SENTENZA N. 38
ANNO 1961
REPUBBLICA ITALIANA
IN NOME DEL POPOLO ITALIANO
LA CORTE COSTITUZIONALE
composta dai signori giudici:
Avv. Giuseppe CAPPI, Presidente
Prof. Gaspare AMBROSINI
Dott. Mario COSATTI
Prof. Francesco Pantaleo GABRIELI
Prof. Giuseppe CASTELLI AVOLIO
Prof. Antonino PAPALDO
Prof. Nicola JAEGER
Prof. Giovanni CASSANDRO
Prof. Biagio PETROCELLI
Dott. Antonio MANCA
Prof. Aldo SANDULLI
Prof. Giuseppe BRANCA
Prof. Michele FRAGALI
Prof. Costantino MORTATI
Prof. Giuseppe CHIARELLI,
ha pronunciato la seguente
SENTENZA
nel giudizio di legittimità costituzionale dell'art. 111 del T.U. delle leggi di p.s. 18 giugno 1931, dell'art. 662 Cod. pen. e dell'art. 197 del regolamento 6 maggio 1940, n. 635, per l'esecuzione del T.U. delle leggi di p.s., promosso con ordinanza emessa il 28 marzo 1960 dal Pretore di Firenze nel procedimento penale a carico di Fabiani Mario, Malvezzi Walter e Toffetti Carlo, iscritta al n. 48 del Registro ordinanze 1960 e pubblicata nella Gazzetta Ufficiale della Repubblica n. 125 del 21 maggio 1960.

• [CONSEGNA 1]
Rispondi a queste domande sulla sentenza.
(a) In quale anno è stata pronunciata?
(b) Chi presiedeva la Corte?
(c) Quale autorità ha emesso l'ordinanza che ha promosso il giudizio, e in quale data?
• [CONSEGNA 2] Cita dai record, senza alcuna modifica, le righe a partire da quella che contiene "callout-arrow <box>425 120 465 154</box>" fino a quella che contiene "right-title-suffix: なのは… <box>667", entrambe comprese.
I record non hanno alcun legame con la sentenza.

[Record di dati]
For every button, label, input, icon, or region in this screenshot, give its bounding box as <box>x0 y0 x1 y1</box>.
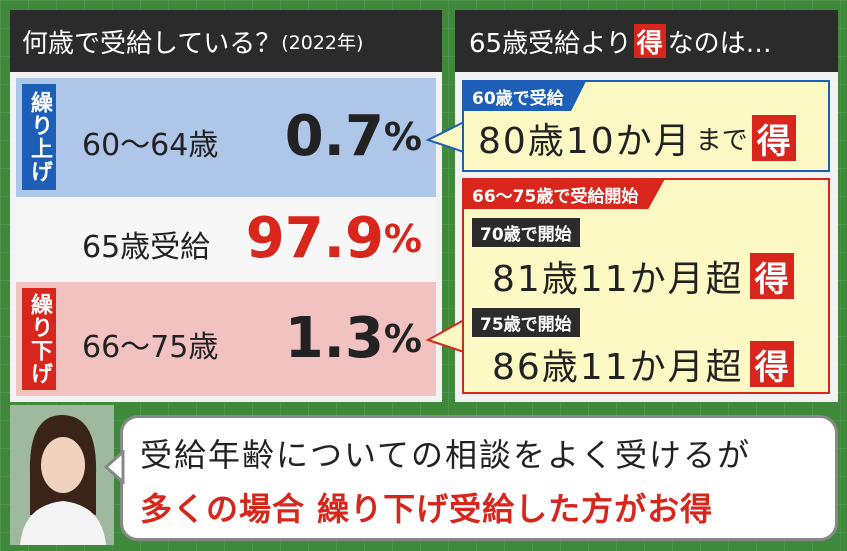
callout-arrow <box>425 120 465 154</box>
row-bg <box>16 78 436 197</box>
badge: 得 <box>749 253 794 300</box>
unit: % <box>383 114 422 159</box>
tag: 繰り上げ <box>22 84 56 190</box>
left-year: (2022年) <box>281 31 364 54</box>
value: 1.3% <box>285 306 422 371</box>
right-title-suffix: なのは… <box>667 28 772 59</box>
unit: % <box>383 216 422 261</box>
percent: 0.7 <box>284 104 384 169</box>
value: 0.7% <box>285 104 422 169</box>
caption-line: 多くの場合 繰り下げ受給した方がお得 <box>140 490 714 528</box>
unit: % <box>383 316 422 361</box>
face <box>41 437 85 493</box>
late-label: 66～75歳で受給開始 <box>464 180 665 209</box>
item-age: 86歳11か月超 <box>492 347 744 388</box>
early-label: 60歳で受給 <box>464 82 586 111</box>
badge: 得 <box>749 341 794 388</box>
tail <box>104 450 125 484</box>
age: 60～64歳 <box>82 128 219 163</box>
badge: 得 <box>751 115 796 162</box>
item-text: 81歳11か月超 得 <box>492 250 794 302</box>
age: 66～75歳 <box>82 330 219 365</box>
speech-tail <box>104 450 125 484</box>
speech-box <box>120 415 838 541</box>
row-bg <box>16 282 436 396</box>
callout-arrow <box>425 318 465 354</box>
item-age: 81歳11か月超 <box>492 259 744 300</box>
caption-line: 受給年齢についての相談をよく受けるが <box>140 436 752 474</box>
age: 65歳受給 <box>82 230 211 265</box>
percent: 97.9 <box>245 206 384 271</box>
value: 97.9% <box>246 206 422 271</box>
percent: 1.3 <box>284 306 384 371</box>
row-bg <box>16 197 436 282</box>
early-age: 80歳10か月 <box>478 121 692 162</box>
left-title: 何歳で受給している？ <box>22 28 282 59</box>
early-suffix: まで <box>695 125 748 156</box>
left-header: 何歳で受給している？ (2022年) <box>10 10 442 72</box>
right-title: 65歳受給より <box>469 28 632 59</box>
title-badge: 得 <box>633 24 666 59</box>
tag: 繰り下げ <box>22 288 56 390</box>
item-label: 75歳で開始 <box>472 308 580 337</box>
item-label: 70歳で開始 <box>472 218 580 247</box>
item-text: 86歳11か月超 得 <box>492 338 794 390</box>
early-text: 80歳10か月 まで 得 <box>478 112 796 164</box>
right-header: 65歳受給より 得 なのは… <box>455 10 838 72</box>
speaker-photo <box>10 405 114 545</box>
clothes <box>20 501 106 545</box>
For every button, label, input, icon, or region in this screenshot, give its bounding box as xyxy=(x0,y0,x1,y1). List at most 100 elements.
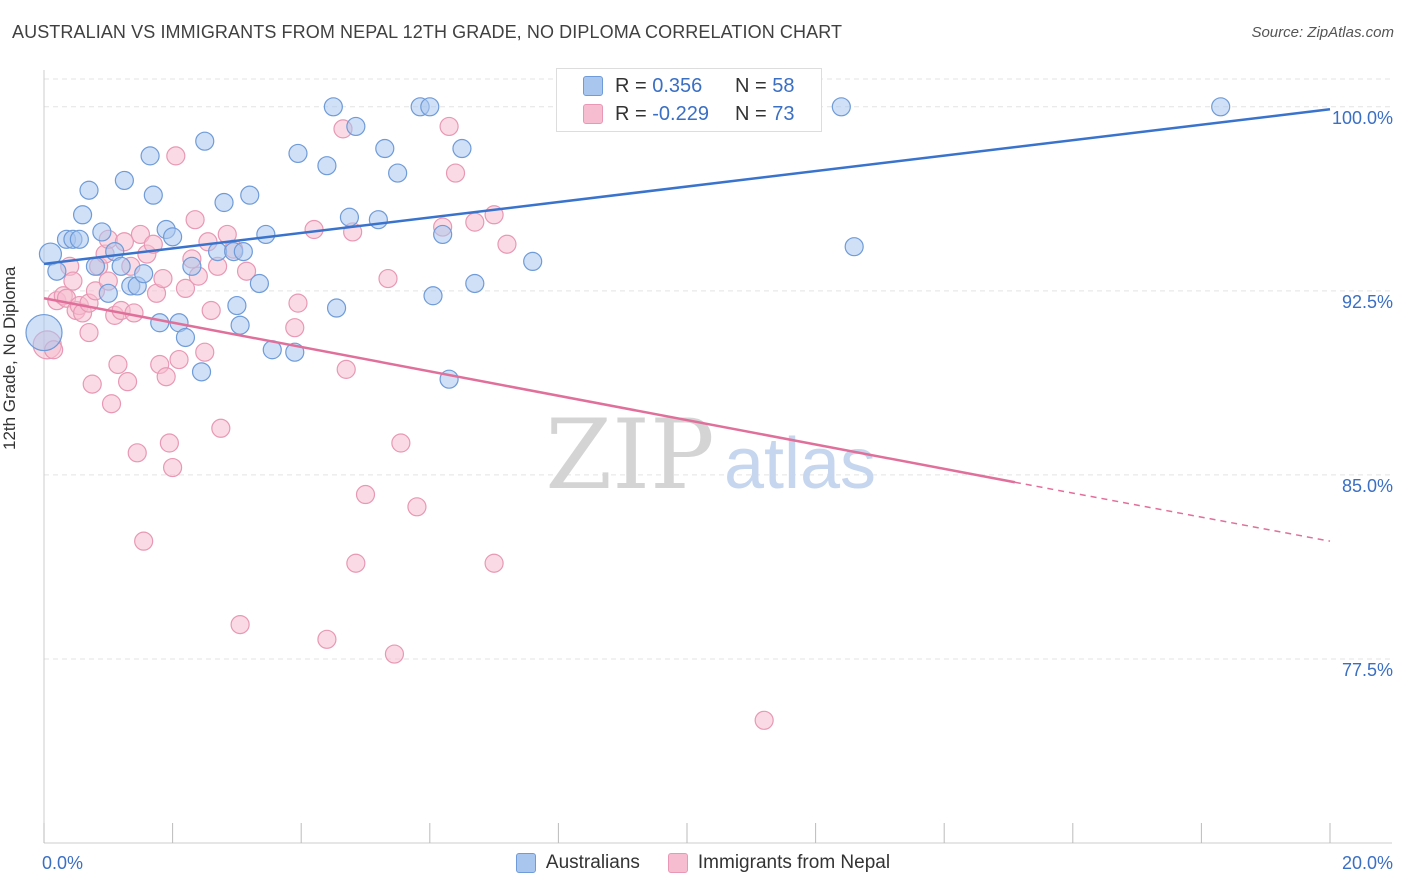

• [SOLUZIONE 1]
(a) Nel 1961.
(b) L'Avv. Giuseppe Cappi.
(c) Il Pretore di Firenze, il 28 marzo 1960.

• [SOLUZIONE 2]
callout-arrow <box>425 120 465 154</box>
row-bg <box>16 78 436 197</box>
badge: 得 <box>749 253 794 300</box>
unit: % <box>383 114 422 159</box>
tag: 繰り上げ <box>22 84 56 190</box>
left-year: (2022年) <box>281 31 364 54</box>
value: 1.3% <box>285 306 422 371</box>
right-title-suffix: なのは… <box>667 28 772 59</box>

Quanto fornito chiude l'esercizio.